- Given request
Transcribe every entry word for word, but skip the images.

── Provided entries

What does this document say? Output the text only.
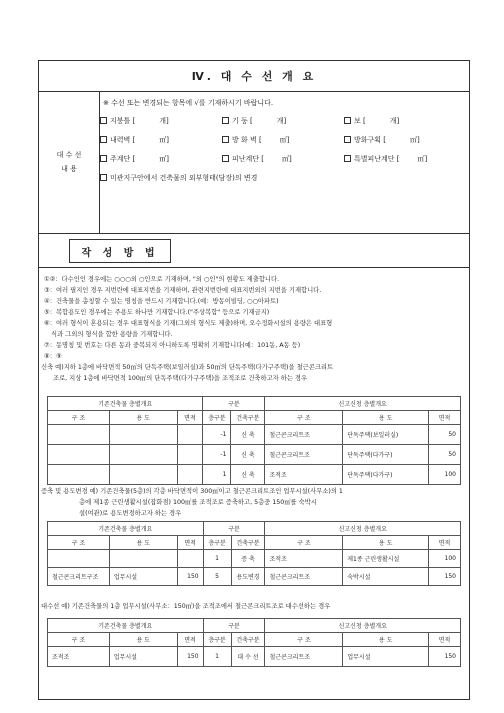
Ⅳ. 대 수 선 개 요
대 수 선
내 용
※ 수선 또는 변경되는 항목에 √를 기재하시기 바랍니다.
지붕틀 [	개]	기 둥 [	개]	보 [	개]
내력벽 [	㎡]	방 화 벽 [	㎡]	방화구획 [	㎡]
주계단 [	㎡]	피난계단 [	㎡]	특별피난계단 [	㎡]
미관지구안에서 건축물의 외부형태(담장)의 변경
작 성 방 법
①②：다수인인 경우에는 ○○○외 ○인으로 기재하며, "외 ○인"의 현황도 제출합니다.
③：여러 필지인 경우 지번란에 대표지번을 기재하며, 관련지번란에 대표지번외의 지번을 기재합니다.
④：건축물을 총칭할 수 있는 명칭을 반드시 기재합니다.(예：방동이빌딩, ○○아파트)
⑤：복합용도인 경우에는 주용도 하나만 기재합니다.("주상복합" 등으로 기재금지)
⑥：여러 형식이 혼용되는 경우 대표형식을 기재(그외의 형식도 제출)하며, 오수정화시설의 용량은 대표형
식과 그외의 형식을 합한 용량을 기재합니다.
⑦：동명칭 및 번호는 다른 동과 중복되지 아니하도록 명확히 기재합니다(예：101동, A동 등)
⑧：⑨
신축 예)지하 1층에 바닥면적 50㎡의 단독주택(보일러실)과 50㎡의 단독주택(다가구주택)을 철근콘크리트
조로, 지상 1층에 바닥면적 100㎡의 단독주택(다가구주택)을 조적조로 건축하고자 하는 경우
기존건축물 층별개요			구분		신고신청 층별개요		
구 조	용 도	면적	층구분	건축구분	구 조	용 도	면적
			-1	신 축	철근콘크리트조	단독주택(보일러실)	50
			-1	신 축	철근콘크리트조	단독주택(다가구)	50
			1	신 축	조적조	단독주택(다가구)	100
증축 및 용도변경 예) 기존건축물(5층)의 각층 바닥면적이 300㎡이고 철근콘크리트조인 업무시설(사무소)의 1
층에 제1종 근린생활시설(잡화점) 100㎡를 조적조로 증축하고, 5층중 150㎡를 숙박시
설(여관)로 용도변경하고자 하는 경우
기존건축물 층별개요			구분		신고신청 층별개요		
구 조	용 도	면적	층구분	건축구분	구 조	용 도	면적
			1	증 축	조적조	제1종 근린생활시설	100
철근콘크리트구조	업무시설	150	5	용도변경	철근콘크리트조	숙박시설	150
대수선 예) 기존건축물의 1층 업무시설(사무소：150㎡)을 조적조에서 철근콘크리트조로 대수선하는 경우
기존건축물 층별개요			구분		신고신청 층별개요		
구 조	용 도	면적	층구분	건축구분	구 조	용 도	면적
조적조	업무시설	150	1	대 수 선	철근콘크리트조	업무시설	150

────

- Solution to the problem
What does this document say? Output the text only.
Ⅳ. 대 수 선 개 요
대 수 선
내 용
※ 수선 또는 변경되는 항목에 √를 기재하시기 바랍니다.
지붕틀 [	개]	기 둥 [	개]	보 [	개]
내력벽 [	㎡]	방 화 벽 [	㎡]	방화구획 [	㎡]
주계단 [	㎡]	피난계단 [	㎡]	특별피난계단 [	㎡]
미관지구안에서 건축물의 외부형태(담장)의 변경
작 성 방 법
①②：다수인인 경우에는 ○○○외 ○인으로 기재하며, "외 ○인"의 현황도 제출합니다.
③：여러 필지인 경우 지번란에 대표지번을 기재하며, 관련지번란에 대표지번외의 지번을 기재합니다.
④：건축물을 총칭할 수 있는 명칭을 반드시 기재합니다.(예：방동이빌딩, ○○아파트)
⑤：복합용도인 경우에는 주용도 하나만 기재합니다.("주상복합" 등으로 기재금지)
⑥：여러 형식이 혼용되는 경우 대표형식을 기재(그외의 형식도 제출)하며, 오수정화시설의 용량은 대표형
식과 그외의 형식을 합한 용량을 기재합니다.
⑦：동명칭 및 번호는 다른 동과 중복되지 아니하도록 명확히 기재합니다(예：101동, A동 등)
⑧：⑨
신축 예)지하 1층에 바닥면적 50㎡의 단독주택(보일러실)과 50㎡의 단독주택(다가구주택)을 철근콘크리트
조로, 지상 1층에 바닥면적 100㎡의 단독주택(다가구주택)을 조적조로 건축하고자 하는 경우
기존건축물 층별개요			구분		신고신청 층별개요		
구 조	용 도	면적	층구분	건축구분	구 조	용 도	면적
			-1	신 축	철근콘크리트조	단독주택(보일러실)	50
			-1	신 축	철근콘크리트조	단독주택(다가구)	50
			1	신 축	조적조	단독주택(다가구)	100
증축 및 용도변경 예) 기존건축물(5층)의 각층 바닥면적이 300㎡이고 철근콘크리트조인 업무시설(사무소)의 1
층에 제1종 근린생활시설(잡화점) 100㎡를 조적조로 증축하고, 5층중 150㎡를 숙박시
설(여관)로 용도변경하고자 하는 경우
기존건축물 층별개요			구분		신고신청 층별개요		
구 조	용 도	면적	층구분	건축구분	구 조	용 도	면적
			1	증 축	조적조	제1종 근린생활시설	100
철근콘크리트구조	업무시설	150	5	용도변경	철근콘크리트조	숙박시설	150
대수선 예) 기존건축물의 1층 업무시설(사무소：150㎡)을 조적조에서 철근콘크리트조로 대수선하는 경우
기존건축물 층별개요			구분		신고신청 층별개요		
구 조	용 도	면적	층구분	건축구분	구 조	용 도	면적
조적조	업무시설	150	1	대 수 선	철근콘크리트조	업무시설	150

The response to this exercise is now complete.